▸ STATED EXERCISE:
Repeat everything in the material exactly.
##### INFORMATION GIVEN #####
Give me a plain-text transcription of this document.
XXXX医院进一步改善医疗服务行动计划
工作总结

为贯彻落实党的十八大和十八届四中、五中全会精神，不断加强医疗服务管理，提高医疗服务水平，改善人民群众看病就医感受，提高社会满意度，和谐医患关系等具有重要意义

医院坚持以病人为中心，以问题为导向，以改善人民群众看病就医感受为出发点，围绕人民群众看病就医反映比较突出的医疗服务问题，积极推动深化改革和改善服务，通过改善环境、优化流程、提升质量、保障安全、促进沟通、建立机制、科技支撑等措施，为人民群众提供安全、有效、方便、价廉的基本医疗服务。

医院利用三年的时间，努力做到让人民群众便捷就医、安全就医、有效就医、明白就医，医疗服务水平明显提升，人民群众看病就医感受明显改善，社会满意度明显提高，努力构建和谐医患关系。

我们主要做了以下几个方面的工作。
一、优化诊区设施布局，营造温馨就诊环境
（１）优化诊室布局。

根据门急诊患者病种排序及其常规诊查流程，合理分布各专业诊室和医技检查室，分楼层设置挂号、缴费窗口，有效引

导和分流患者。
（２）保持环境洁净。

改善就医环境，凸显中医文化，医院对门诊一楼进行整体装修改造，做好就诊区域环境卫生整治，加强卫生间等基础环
#####
▸ RESPONSE TO THIS TASK:
Give me a plain-text transcription of this document.
XXXX医院进一步改善医疗服务行动计划
工作总结

为贯彻落实党的十八大和十八届四中、五中全会精神，不断加强医疗服务管理，提高医疗服务水平，改善人民群众看病就医感受，提高社会满意度，和谐医患关系等具有重要意义

医院坚持以病人为中心，以问题为导向，以改善人民群众看病就医感受为出发点，围绕人民群众看病就医反映比较突出的医疗服务问题，积极推动深化改革和改善服务，通过改善环境、优化流程、提升质量、保障安全、促进沟通、建立机制、科技支撑等措施，为人民群众提供安全、有效、方便、价廉的基本医疗服务。

医院利用三年的时间，努力做到让人民群众便捷就医、安全就医、有效就医、明白就医，医疗服务水平明显提升，人民群众看病就医感受明显改善，社会满意度明显提高，努力构建和谐医患关系。

我们主要做了以下几个方面的工作。
一、优化诊区设施布局，营造温馨就诊环境
（１）优化诊室布局。

根据门急诊患者病种排序及其常规诊查流程，合理分布各专业诊室和医技检查室，分楼层设置挂号、缴费窗口，有效引

导和分流患者。
（２）保持环境洁净。

改善就医环境，凸显中医文化，医院对门诊一楼进行整体装修改造，做好就诊区域环境卫生整治，加强卫生间等基础环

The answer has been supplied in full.